■ **Raw records**
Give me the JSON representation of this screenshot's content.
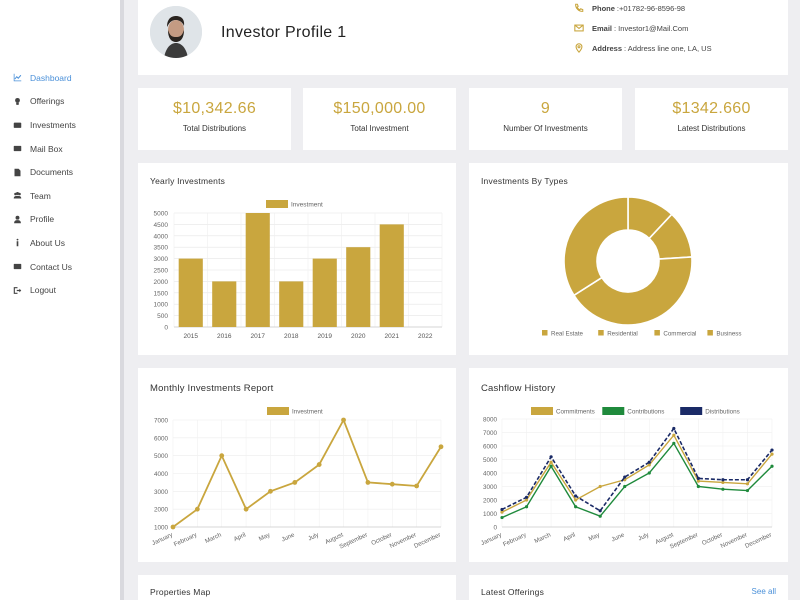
{
  "colors": {
    "accent": "#c9a63e",
    "link": "#4a90d9",
    "green": "#1f8a3c",
    "navy": "#1a2a66"
  },
  "sidebar": {
    "items": [
      {
        "label": "Dashboard",
        "icon": "chart-line-icon",
        "active": true
      },
      {
        "label": "Offerings",
        "icon": "lightbulb-icon"
      },
      {
        "label": "Investments",
        "icon": "briefcase-icon"
      },
      {
        "label": "Mail Box",
        "icon": "envelope-icon"
      },
      {
        "label": "Documents",
        "icon": "document-icon"
      },
      {
        "label": "Team",
        "icon": "users-icon"
      },
      {
        "label": "Profile",
        "icon": "user-icon"
      },
      {
        "label": "About Us",
        "icon": "info-icon"
      },
      {
        "label": "Contact Us",
        "icon": "envelope-icon"
      },
      {
        "label": "Logout",
        "icon": "logout-icon"
      }
    ]
  },
  "profile": {
    "name": "Investor Profile 1",
    "phone_label": "Phone",
    "phone": ":+01782-96-8596-98",
    "email_label": "Email",
    "email": ": Investor1@Mail.Com",
    "address_label": "Address",
    "address": ": Address line one, LA, US"
  },
  "stats": [
    {
      "value": "$10,342.66",
      "label": "Total Distributions"
    },
    {
      "value": "$150,000.00",
      "label": "Total Investment"
    },
    {
      "value": "9",
      "label": "Number Of Investments"
    },
    {
      "value": "$1342.660",
      "label": "Latest Distributions"
    }
  ],
  "cards": {
    "yearly": "Yearly Investments",
    "types": "Investments By Types",
    "monthly": "Monthly Investments Report",
    "cashflow": "Cashflow History",
    "map": "Properties Map",
    "offerings": "Latest Offerings",
    "see_all": "See all"
  },
  "chart_data": [
    {
      "type": "bar",
      "title": "Yearly Investments",
      "categories": [
        "2015",
        "2016",
        "2017",
        "2018",
        "2019",
        "2020",
        "2021",
        "2022"
      ],
      "series": [
        {
          "name": "Investment",
          "values": [
            3000,
            2000,
            5000,
            2000,
            3000,
            3500,
            4500,
            0
          ]
        }
      ],
      "ylim": [
        0,
        5000
      ],
      "yticks": [
        0,
        500,
        1000,
        1500,
        2000,
        2500,
        3000,
        3500,
        4000,
        4500,
        5000
      ],
      "legend": "top",
      "grid": true
    },
    {
      "type": "pie",
      "title": "Investments By Types",
      "donut": true,
      "categories": [
        "Real Estate",
        "Residential",
        "Commercial",
        "Business"
      ],
      "values": [
        12,
        12,
        42,
        34
      ],
      "legend": "bottom"
    },
    {
      "type": "line",
      "title": "Monthly Investments Report",
      "categories": [
        "January",
        "February",
        "March",
        "April",
        "May",
        "June",
        "July",
        "August",
        "September",
        "October",
        "November",
        "December"
      ],
      "series": [
        {
          "name": "Investment",
          "values": [
            1000,
            2000,
            5000,
            2000,
            3000,
            3500,
            4500,
            7000,
            3500,
            3400,
            3300,
            5500
          ]
        }
      ],
      "ylim": [
        1000,
        7000
      ],
      "yticks": [
        1000,
        2000,
        3000,
        4000,
        5000,
        6000,
        7000
      ],
      "legend": "top",
      "grid": true
    },
    {
      "type": "line",
      "title": "Cashflow History",
      "categories": [
        "January",
        "February",
        "March",
        "April",
        "May",
        "June",
        "July",
        "August",
        "September",
        "October",
        "November",
        "December"
      ],
      "series": [
        {
          "name": "Commitments",
          "values": [
            1100,
            2000,
            4800,
            2000,
            3000,
            3500,
            4600,
            6800,
            3400,
            3300,
            3200,
            5400
          ]
        },
        {
          "name": "Contributions",
          "values": [
            700,
            1500,
            4500,
            1500,
            800,
            3000,
            4000,
            6200,
            3000,
            2800,
            2700,
            4500
          ]
        },
        {
          "name": "Distributions",
          "values": [
            1300,
            2200,
            5200,
            2300,
            1200,
            3700,
            4800,
            7300,
            3600,
            3500,
            3500,
            5700
          ]
        }
      ],
      "ylim": [
        0,
        8000
      ],
      "yticks": [
        0,
        1000,
        2000,
        3000,
        4000,
        5000,
        6000,
        7000,
        8000
      ],
      "legend": "top",
      "grid": true
    }
  ]
}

■ **What is required**
Every record above should come back exactly, but without its pictures.

■ **Problem solution**
Give me the JSON representation of this screenshot's content.
{
  "colors": {
    "accent": "#c9a63e",
    "link": "#4a90d9",
    "green": "#1f8a3c",
    "navy": "#1a2a66"
  },
  "sidebar": {
    "items": [
      {
        "label": "Dashboard",
        "icon": "chart-line-icon",
        "active": true
      },
      {
        "label": "Offerings",
        "icon": "lightbulb-icon"
      },
      {
        "label": "Investments",
        "icon": "briefcase-icon"
      },
      {
        "label": "Mail Box",
        "icon": "envelope-icon"
      },
      {
        "label": "Documents",
        "icon": "document-icon"
      },
      {
        "label": "Team",
        "icon": "users-icon"
      },
      {
        "label": "Profile",
        "icon": "user-icon"
      },
      {
        "label": "About Us",
        "icon": "info-icon"
      },
      {
        "label": "Contact Us",
        "icon": "envelope-icon"
      },
      {
        "label": "Logout",
        "icon": "logout-icon"
      }
    ]
  },
  "profile": {
    "name": "Investor Profile 1",
    "phone_label": "Phone",
    "phone": ":+01782-96-8596-98",
    "email_label": "Email",
    "email": ": Investor1@Mail.Com",
    "address_label": "Address",
    "address": ": Address line one, LA, US"
  },
  "stats": [
    {
      "value": "$10,342.66",
      "label": "Total Distributions"
    },
    {
      "value": "$150,000.00",
      "label": "Total Investment"
    },
    {
      "value": "9",
      "label": "Number Of Investments"
    },
    {
      "value": "$1342.660",
      "label": "Latest Distributions"
    }
  ],
  "cards": {
    "yearly": "Yearly Investments",
    "types": "Investments By Types",
    "monthly": "Monthly Investments Report",
    "cashflow": "Cashflow History",
    "map": "Properties Map",
    "offerings": "Latest Offerings",
    "see_all": "See all"
  },
  "chart_data": [
    {
      "type": "bar",
      "title": "Yearly Investments",
      "categories": [
        "2015",
        "2016",
        "2017",
        "2018",
        "2019",
        "2020",
        "2021",
        "2022"
      ],
      "series": [
        {
          "name": "Investment",
          "values": [
            3000,
            2000,
            5000,
            2000,
            3000,
            3500,
            4500,
            0
          ]
        }
      ],
      "ylim": [
        0,
        5000
      ],
      "yticks": [
        0,
        500,
        1000,
        1500,
        2000,
        2500,
        3000,
        3500,
        4000,
        4500,
        5000
      ],
      "legend": "top",
      "grid": true
    },
    {
      "type": "pie",
      "title": "Investments By Types",
      "donut": true,
      "categories": [
        "Real Estate",
        "Residential",
        "Commercial",
        "Business"
      ],
      "values": [
        12,
        12,
        42,
        34
      ],
      "legend": "bottom"
    },
    {
      "type": "line",
      "title": "Monthly Investments Report",
      "categories": [
        "January",
        "February",
        "March",
        "April",
        "May",
        "June",
        "July",
        "August",
        "September",
        "October",
        "November",
        "December"
      ],
      "series": [
        {
          "name": "Investment",
          "values": [
            1000,
            2000,
            5000,
            2000,
            3000,
            3500,
            4500,
            7000,
            3500,
            3400,
            3300,
            5500
          ]
        }
      ],
      "ylim": [
        1000,
        7000
      ],
      "yticks": [
        1000,
        2000,
        3000,
        4000,
        5000,
        6000,
        7000
      ],
      "legend": "top",
      "grid": true
    },
    {
      "type": "line",
      "title": "Cashflow History",
      "categories": [
        "January",
        "February",
        "March",
        "April",
        "May",
        "June",
        "July",
        "August",
        "September",
        "October",
        "November",
        "December"
      ],
      "series": [
        {
          "name": "Commitments",
          "values": [
            1100,
            2000,
            4800,
            2000,
            3000,
            3500,
            4600,
            6800,
            3400,
            3300,
            3200,
            5400
          ]
        },
        {
          "name": "Contributions",
          "values": [
            700,
            1500,
            4500,
            1500,
            800,
            3000,
            4000,
            6200,
            3000,
            2800,
            2700,
            4500
          ]
        },
        {
          "name": "Distributions",
          "values": [
            1300,
            2200,
            5200,
            2300,
            1200,
            3700,
            4800,
            7300,
            3600,
            3500,
            3500,
            5700
          ]
        }
      ],
      "ylim": [
        0,
        8000
      ],
      "yticks": [
        0,
        1000,
        2000,
        3000,
        4000,
        5000,
        6000,
        7000,
        8000
      ],
      "legend": "top",
      "grid": true
    }
  ]
}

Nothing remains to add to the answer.